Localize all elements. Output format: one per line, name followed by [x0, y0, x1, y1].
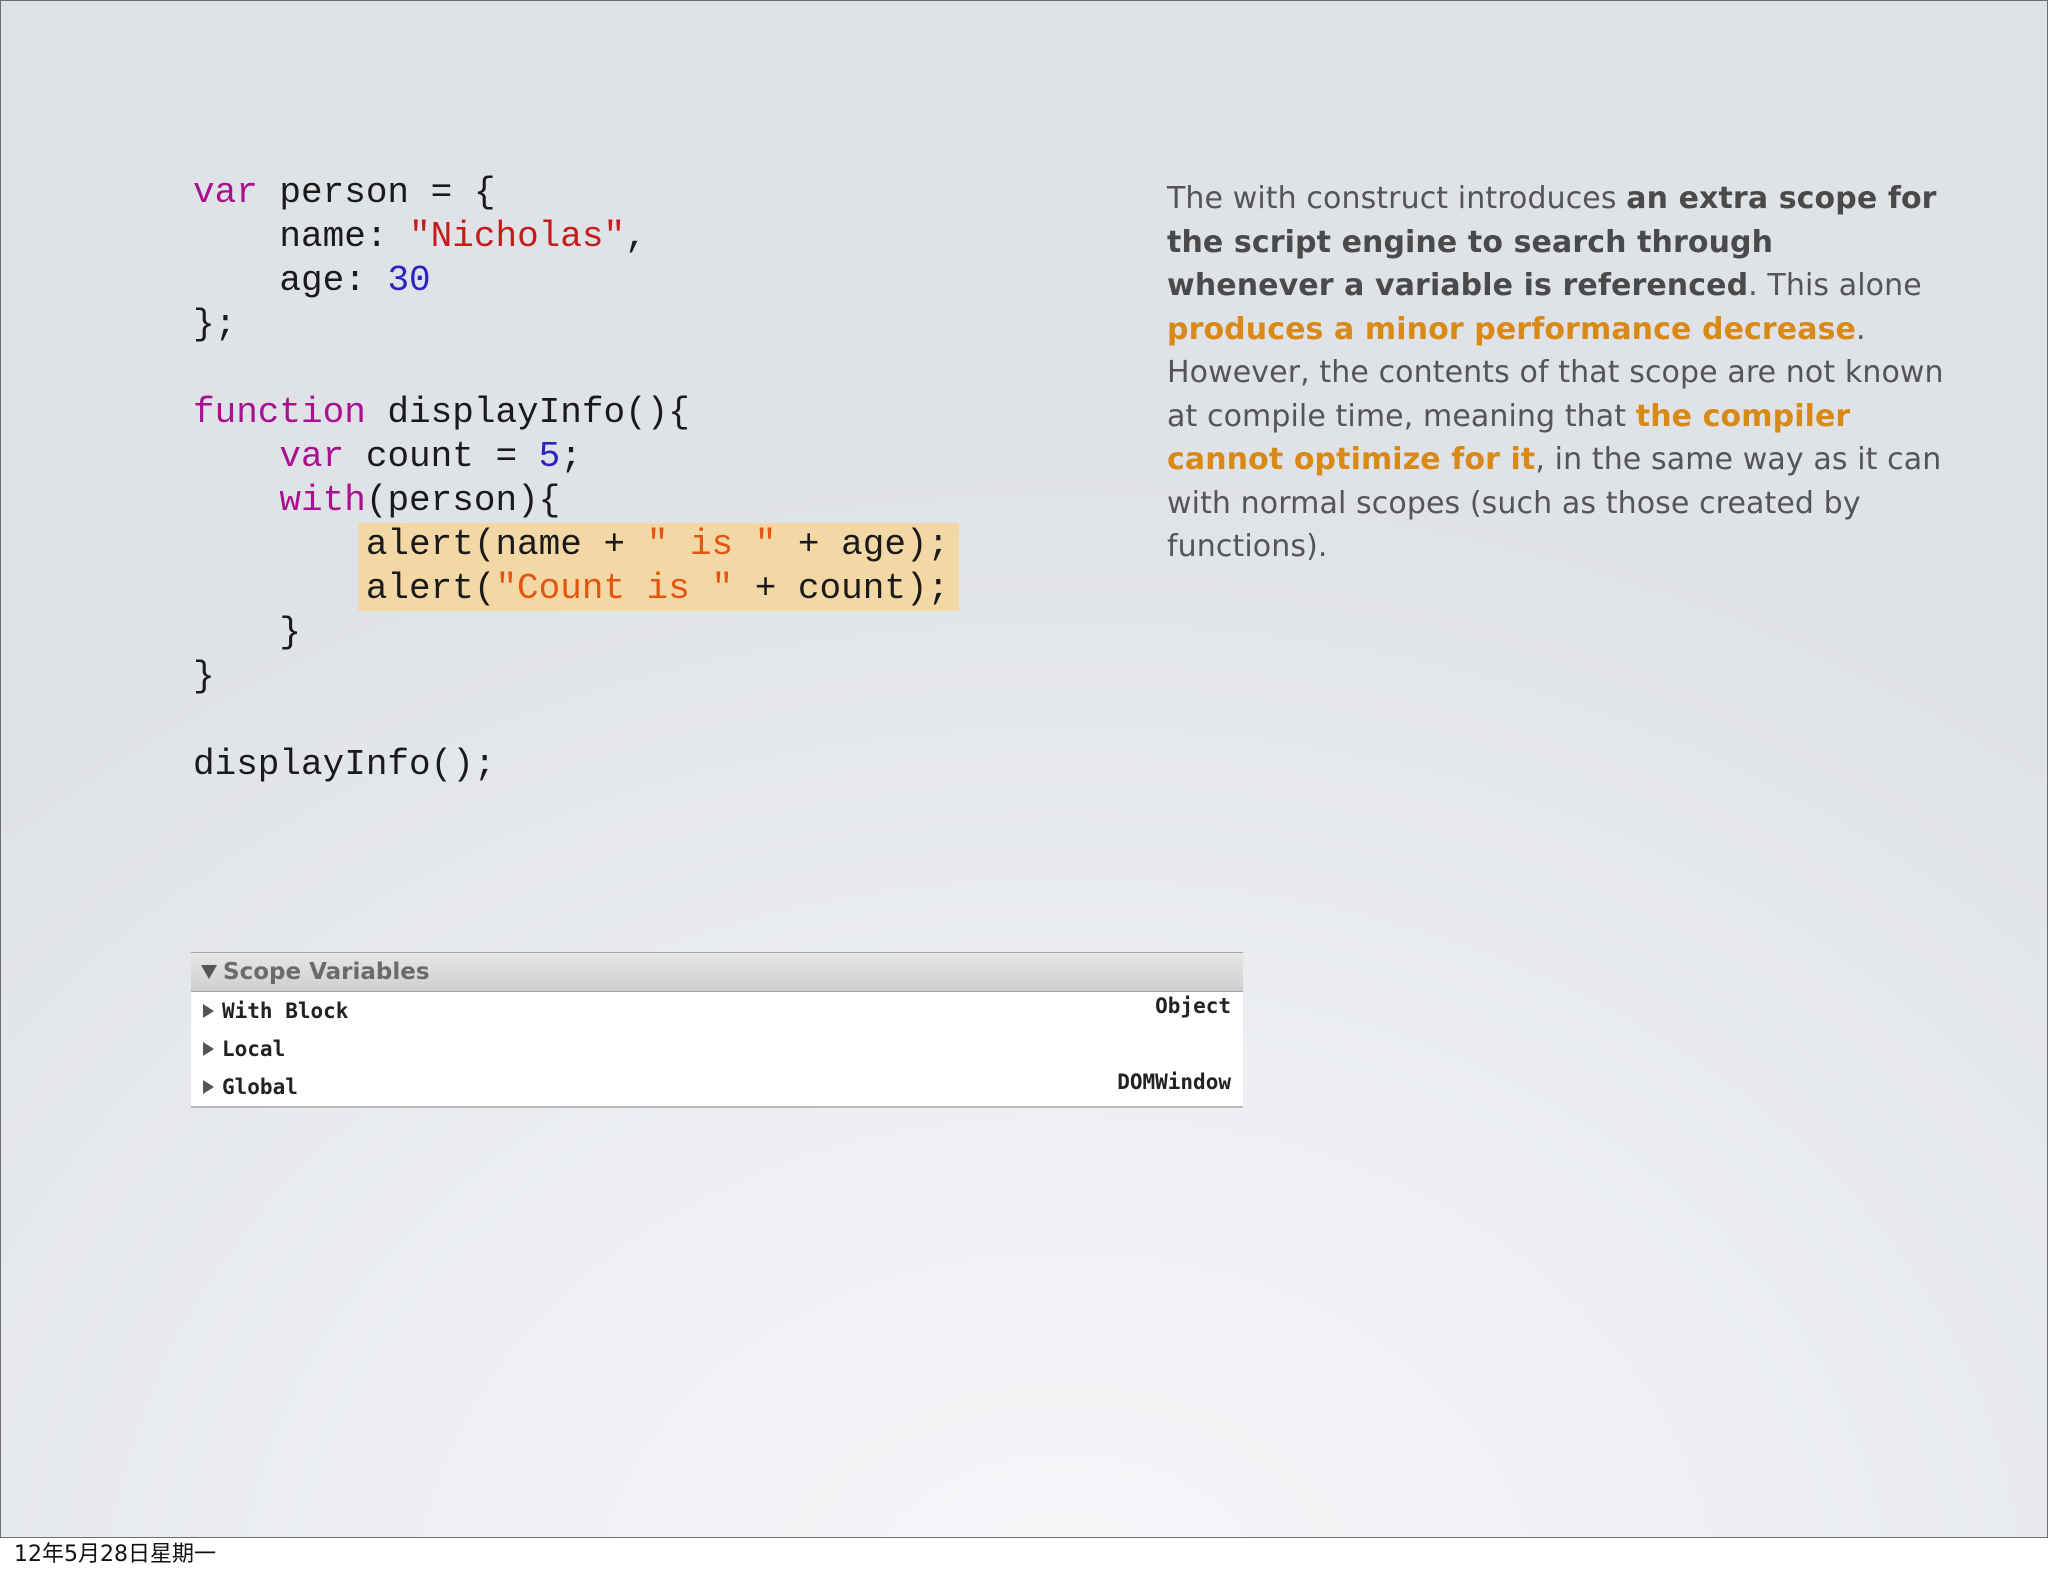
highlighted-code: alert("Count is " + count); [357, 567, 960, 611]
code-text: displayInfo(){ [365, 392, 690, 433]
scope-row-label: With Block [222, 999, 349, 1023]
code-text: } [193, 656, 215, 697]
highlighted-code: alert(name + " is " + age); [357, 523, 960, 567]
scope-row-local[interactable]: Local [191, 1030, 1243, 1068]
scope-variables-header[interactable]: Scope Variables [191, 952, 1243, 992]
code-keyword: function [193, 392, 366, 433]
code-line: var count = 5; [193, 435, 959, 479]
body-text: . This alone [1748, 268, 1922, 303]
code-line: function displayInfo(){ [193, 391, 959, 435]
code-text: person = { [257, 172, 496, 213]
code-text: ; [560, 436, 582, 477]
code-line: }; [193, 303, 959, 347]
code-line: alert("Count is " + count); [193, 567, 960, 611]
code-line: with(person){ [193, 479, 959, 523]
code-highlighted-string: " is " [646, 524, 777, 565]
code-text: alert(name + [365, 524, 647, 565]
scope-variables-panel: Scope Variables With Block Object Local … [191, 952, 1243, 1108]
disclosure-closed-icon[interactable] [203, 1004, 214, 1018]
code-text: name: [193, 216, 410, 257]
disclosure-open-icon [201, 965, 217, 979]
scope-row-value: Object [1155, 994, 1231, 1018]
scope-row-global[interactable]: Global DOMWindow [191, 1068, 1243, 1106]
code-text: (person){ [365, 480, 561, 521]
code-text: displayInfo(); [193, 744, 496, 785]
disclosure-closed-icon[interactable] [203, 1042, 214, 1056]
code-text: count = [344, 436, 539, 477]
scope-row-label: Local [222, 1037, 286, 1061]
code-line: displayInfo(); [193, 743, 959, 787]
code-text: } [193, 612, 302, 653]
code-string: "Nicholas" [409, 216, 626, 257]
code-number: 5 [538, 436, 561, 477]
footer-date: 12年5月28日星期一 [14, 1542, 216, 1567]
code-text: age: [193, 260, 388, 301]
code-keyword: with [279, 480, 366, 521]
highlight-text: produces a minor performance decrease [1167, 311, 1856, 347]
code-line: alert(name + " is " + age); [193, 523, 960, 567]
code-text: alert( [365, 568, 496, 609]
code-number: 30 [387, 260, 431, 301]
scope-row-label: Global [222, 1075, 298, 1099]
code-line: } [193, 611, 959, 655]
code-text: + age); [776, 524, 950, 565]
code-line: var person = { [193, 171, 959, 215]
code-keyword: var [193, 172, 258, 213]
code-text: }; [193, 304, 237, 345]
scope-row-with-block[interactable]: With Block Object [191, 992, 1243, 1030]
code-text: , [625, 216, 647, 257]
code-keyword: var [279, 436, 345, 477]
slide: var person = { name: "Nicholas", age: 30… [0, 0, 2048, 1538]
scope-row-value: DOMWindow [1117, 1070, 1231, 1094]
body-text: The with construct introduces [1167, 181, 1627, 216]
code-block: var person = { name: "Nicholas", age: 30… [193, 171, 960, 787]
code-highlighted-string: "Count is " [495, 568, 734, 609]
scope-variables-title: Scope Variables [223, 959, 430, 985]
code-line: name: "Nicholas", [193, 215, 959, 259]
explanation-text: The with construct introduces an extra s… [1167, 177, 1947, 569]
code-line: } [193, 655, 959, 699]
code-text: + count); [733, 568, 950, 609]
disclosure-closed-icon[interactable] [203, 1080, 214, 1094]
code-line: age: 30 [193, 259, 959, 303]
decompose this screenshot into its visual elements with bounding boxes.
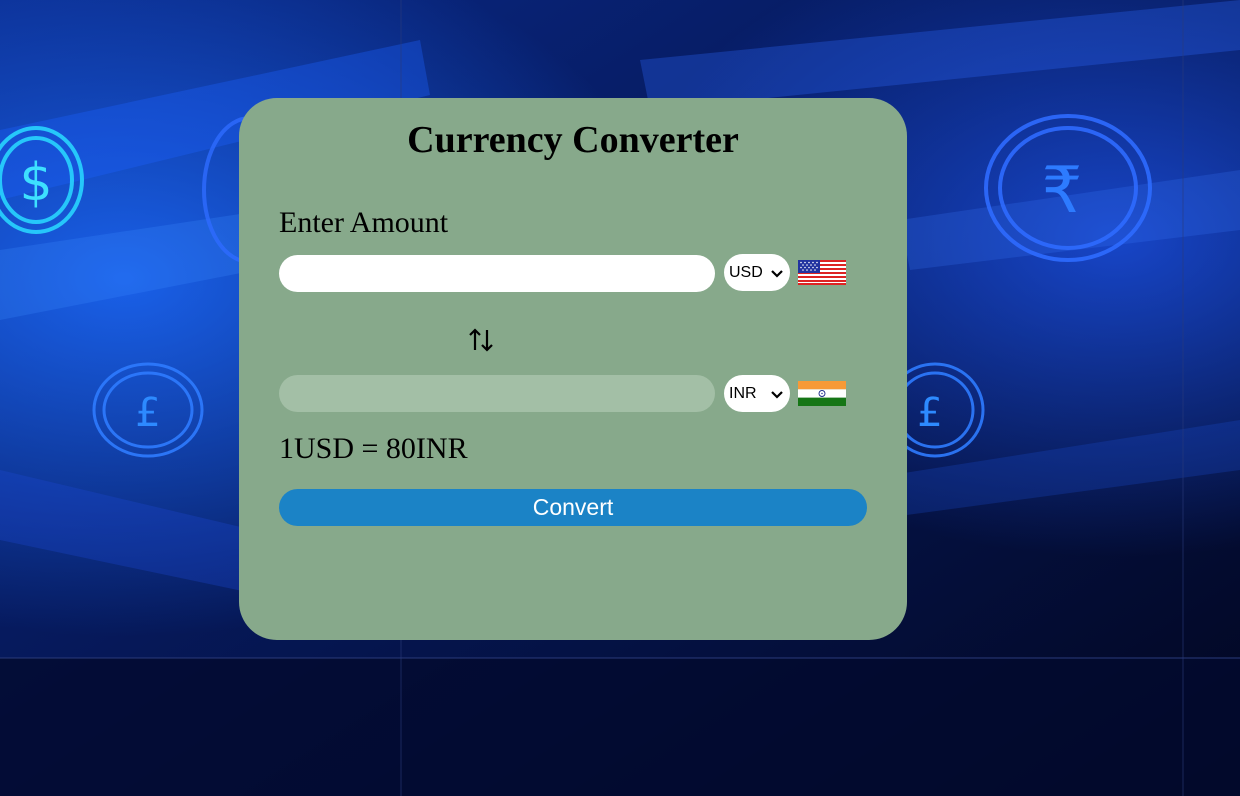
from-currency-select[interactable]: USD bbox=[724, 254, 790, 291]
amount-input[interactable] bbox=[279, 255, 715, 292]
result-output-field[interactable] bbox=[279, 375, 715, 412]
page-title: Currency Converter bbox=[407, 119, 739, 161]
chevron-down-icon bbox=[771, 269, 783, 278]
to-currency-value: INR bbox=[729, 384, 757, 402]
us-flag-icon bbox=[798, 260, 846, 285]
dollar-coin-symbol: $ bbox=[19, 153, 52, 213]
convert-button[interactable]: Convert bbox=[279, 489, 867, 526]
amount-label: Enter Amount bbox=[279, 206, 449, 239]
to-currency-select[interactable]: INR bbox=[724, 375, 790, 412]
chevron-down-icon bbox=[771, 390, 783, 399]
pound-coin-symbol-right: £ bbox=[917, 390, 942, 436]
pound-coin-symbol-left: £ bbox=[135, 390, 160, 436]
exchange-rate-text: 1USD = 80INR bbox=[279, 432, 468, 465]
india-flag-icon bbox=[798, 381, 846, 406]
rupee-coin-symbol: ₹ bbox=[1042, 154, 1083, 228]
from-currency-value: USD bbox=[729, 263, 763, 281]
converter-card: Currency Converter Enter Amount USD INR … bbox=[239, 98, 907, 640]
swap-vertical-icon[interactable] bbox=[467, 326, 495, 354]
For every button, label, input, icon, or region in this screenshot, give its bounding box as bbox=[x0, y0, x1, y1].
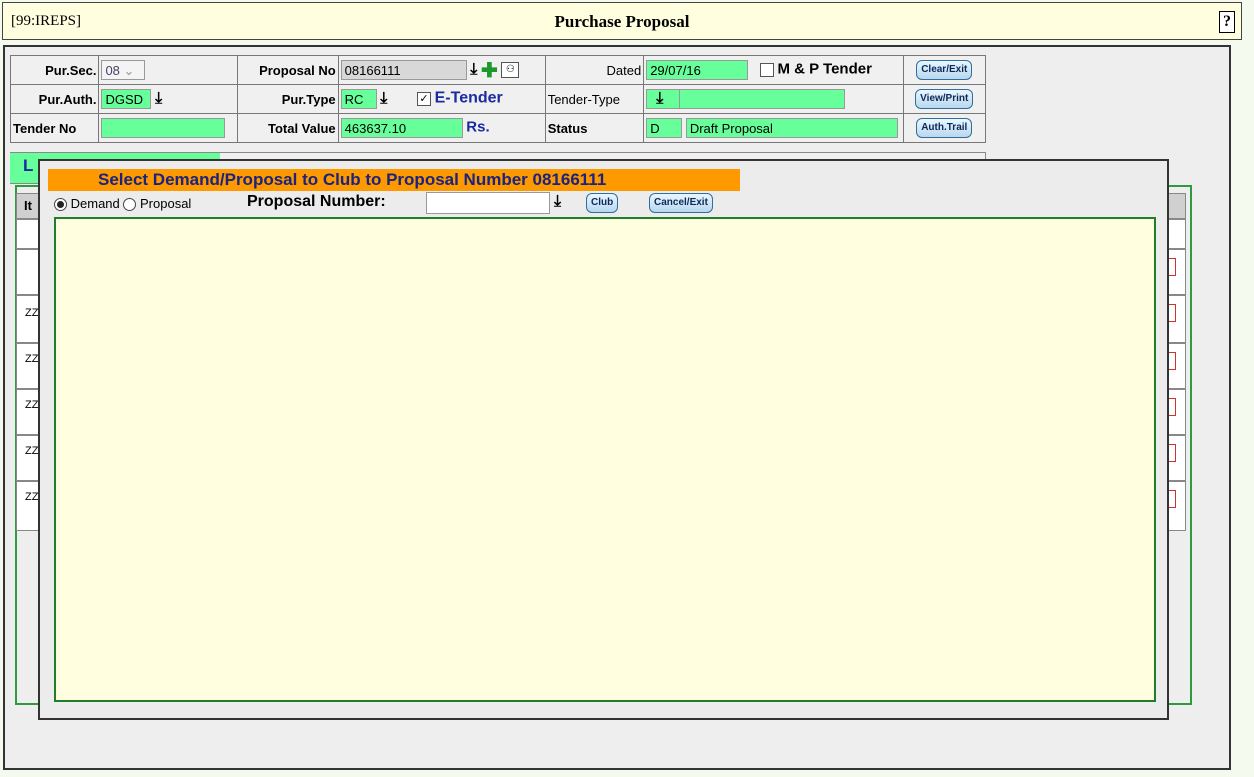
view-print-cell: View/Print bbox=[902, 84, 987, 114]
row-edit-icon[interactable] bbox=[1168, 258, 1176, 276]
total-value-field: 463637.10 bbox=[340, 118, 463, 138]
proposal-header-form: Pur.Sec. 08 ⌄ Proposal No 08166111 ⤓ ✚ ⚇… bbox=[9, 55, 987, 143]
radio-proposal-label: Proposal bbox=[140, 196, 192, 211]
row-code: ZZ bbox=[25, 307, 39, 319]
background-tab-label: L bbox=[23, 156, 34, 175]
tender-no-field[interactable] bbox=[101, 118, 226, 138]
pur-type-label: Pur.Type bbox=[237, 84, 339, 114]
page-title: Purchase Proposal bbox=[554, 12, 690, 31]
mp-tender-label: M & P Tender bbox=[777, 60, 872, 78]
club-proposal-dialog: Select Demand/Proposal to Club to Propos… bbox=[38, 159, 1169, 720]
clear-exit-button[interactable]: Clear/Exit bbox=[916, 60, 973, 80]
row-code: ZZ bbox=[25, 491, 39, 503]
cancel-exit-button[interactable]: Cancel/Exit bbox=[649, 193, 713, 213]
status-label: Status bbox=[544, 113, 645, 143]
total-value-cell: 463637.10 Rs. bbox=[337, 113, 546, 143]
row-edit-icon[interactable] bbox=[1168, 444, 1176, 462]
download-arrow-icon[interactable]: ⤓ bbox=[155, 90, 162, 108]
pur-type-cell: RC ⤓ ✓ E-Tender bbox=[337, 84, 546, 114]
view-print-button[interactable]: View/Print bbox=[915, 89, 974, 109]
proposal-no-label: Proposal No bbox=[237, 55, 339, 85]
tender-type-label: Tender-Type bbox=[544, 84, 645, 114]
pur-sec-cell: 08 ⌄ bbox=[98, 55, 239, 85]
pur-auth-cell: DGSD ⤓ bbox=[98, 84, 239, 114]
e-tender-checkbox[interactable]: ✓ bbox=[416, 92, 431, 106]
status-text-field: Draft Proposal bbox=[685, 118, 898, 138]
pur-sec-select[interactable]: 08 ⌄ bbox=[101, 60, 146, 80]
row-edit-icon[interactable] bbox=[1168, 398, 1176, 416]
tender-type-cell: ⤓ bbox=[643, 84, 904, 114]
pur-sec-label: Pur.Sec. bbox=[9, 55, 100, 85]
club-button[interactable]: Club bbox=[586, 193, 619, 213]
proposal-no-cell: 08166111 ⤓ ✚ ⚇ bbox=[337, 55, 546, 85]
chevron-down-icon: ⌄ bbox=[123, 63, 135, 78]
tender-type-desc-field[interactable] bbox=[678, 89, 845, 109]
radio-proposal[interactable] bbox=[123, 198, 137, 212]
e-tender-label: E-Tender bbox=[434, 89, 503, 107]
proposal-number-field[interactable] bbox=[426, 192, 550, 214]
row-code: ZZ bbox=[25, 353, 39, 365]
proposal-no-field[interactable]: 08166111 bbox=[340, 60, 467, 80]
tender-no-label: Tender No bbox=[9, 113, 100, 143]
title-bar: [99:IREPS] Purchase Proposal ? bbox=[2, 2, 1242, 40]
download-arrow-icon[interactable]: ⤓ bbox=[554, 193, 561, 211]
dated-field[interactable]: 29/07/16 bbox=[646, 60, 749, 80]
row-code: ZZ bbox=[25, 445, 39, 457]
radio-demand-label: Demand bbox=[70, 196, 120, 211]
currency-unit: Rs. bbox=[466, 118, 490, 136]
help-icon[interactable]: ? bbox=[1219, 11, 1235, 33]
auth-trail-cell: Auth.Trail bbox=[902, 113, 987, 143]
row-edit-icon[interactable] bbox=[1168, 304, 1176, 322]
dialog-title: Select Demand/Proposal to Club to Propos… bbox=[48, 169, 740, 191]
mp-tender-checkbox[interactable] bbox=[759, 63, 774, 77]
auth-trail-button[interactable]: Auth.Trail bbox=[916, 118, 973, 138]
source-type-radio-group: Demand Proposal bbox=[54, 196, 192, 212]
row-edit-icon[interactable] bbox=[1168, 490, 1176, 508]
tender-no-cell bbox=[98, 113, 239, 143]
background-items-col-label: It bbox=[24, 198, 32, 213]
row-edit-icon[interactable] bbox=[1168, 352, 1176, 370]
download-arrow-icon[interactable]: ⤓ bbox=[656, 90, 663, 108]
pur-sec-value: 08 bbox=[105, 63, 120, 78]
proposal-number-label: Proposal Number: bbox=[247, 193, 386, 210]
total-value-label: Total Value bbox=[237, 113, 339, 143]
results-panel bbox=[54, 217, 1156, 702]
dated-label: Dated bbox=[544, 55, 645, 85]
pur-auth-field[interactable]: DGSD bbox=[101, 89, 152, 109]
download-arrow-icon[interactable]: ⤓ bbox=[380, 90, 387, 108]
clear-exit-cell: Clear/Exit bbox=[902, 55, 987, 85]
row-code: ZZ bbox=[25, 399, 39, 411]
pur-type-field[interactable]: RC bbox=[340, 89, 377, 109]
status-code-field: D bbox=[646, 118, 683, 138]
pur-auth-label: Pur.Auth. bbox=[9, 84, 100, 114]
download-arrow-icon[interactable]: ⤓ bbox=[470, 61, 477, 79]
radio-demand[interactable] bbox=[54, 198, 67, 212]
status-cell: D Draft Proposal bbox=[643, 113, 904, 143]
view-glasses-icon[interactable]: ⚇ bbox=[501, 62, 520, 78]
dated-cell: 29/07/16 M & P Tender bbox=[643, 55, 904, 85]
add-icon[interactable]: ✚ bbox=[481, 60, 498, 82]
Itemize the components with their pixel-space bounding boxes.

^^^^^^^^

What is needed — Extract the items above exactly as they appear, beginning at the line that contains "[357, 567, 960, 611]" and ending after the line that contains "footer-date: 12年5月28日星期一 [14, 1542, 216, 1567]".

Task output —
highlighted-code: alert("Count is " + count); [357, 567, 960, 611]
code-text: displayInfo(){ [365, 392, 690, 433]
scope-row-label: With Block [222, 999, 349, 1023]
code-text: } [193, 656, 215, 697]
highlighted-code: alert(name + " is " + age); [357, 523, 960, 567]
scope-row-local[interactable]: Local [191, 1030, 1243, 1068]
scope-variables-header[interactable]: Scope Variables [191, 952, 1243, 992]
code-keyword: function [193, 392, 366, 433]
code-line: var count = 5; [193, 435, 959, 479]
body-text: . This alone [1748, 268, 1922, 303]
code-line: function displayInfo(){ [193, 391, 959, 435]
code-text: person = { [257, 172, 496, 213]
code-text: ; [560, 436, 582, 477]
code-line: }; [193, 303, 959, 347]
code-line: alert("Count is " + count); [193, 567, 960, 611]
code-line: with(person){ [193, 479, 959, 523]
code-highlighted-string: " is " [646, 524, 777, 565]
code-text: alert(name + [365, 524, 647, 565]
scope-variables-panel: Scope Variables With Block Object Local … [191, 952, 1243, 1108]
disclosure-closed-icon[interactable] [203, 1004, 214, 1018]
code-text: name: [193, 216, 410, 257]
disclosure-open-icon [201, 965, 217, 979]
scope-row-value: Object [1155, 994, 1231, 1018]
scope-row-global[interactable]: Global DOMWindow [191, 1068, 1243, 1106]
code-text: (person){ [365, 480, 561, 521]
code-text: displayInfo(); [193, 744, 496, 785]
disclosure-closed-icon[interactable] [203, 1042, 214, 1056]
code-text: count = [344, 436, 539, 477]
scope-row-label: Local [222, 1037, 286, 1061]
code-line: displayInfo(); [193, 743, 959, 787]
code-text: } [193, 612, 302, 653]
code-string: "Nicholas" [409, 216, 626, 257]
code-number: 5 [538, 436, 561, 477]
footer-date: 12年5月28日星期一 [14, 1542, 216, 1567]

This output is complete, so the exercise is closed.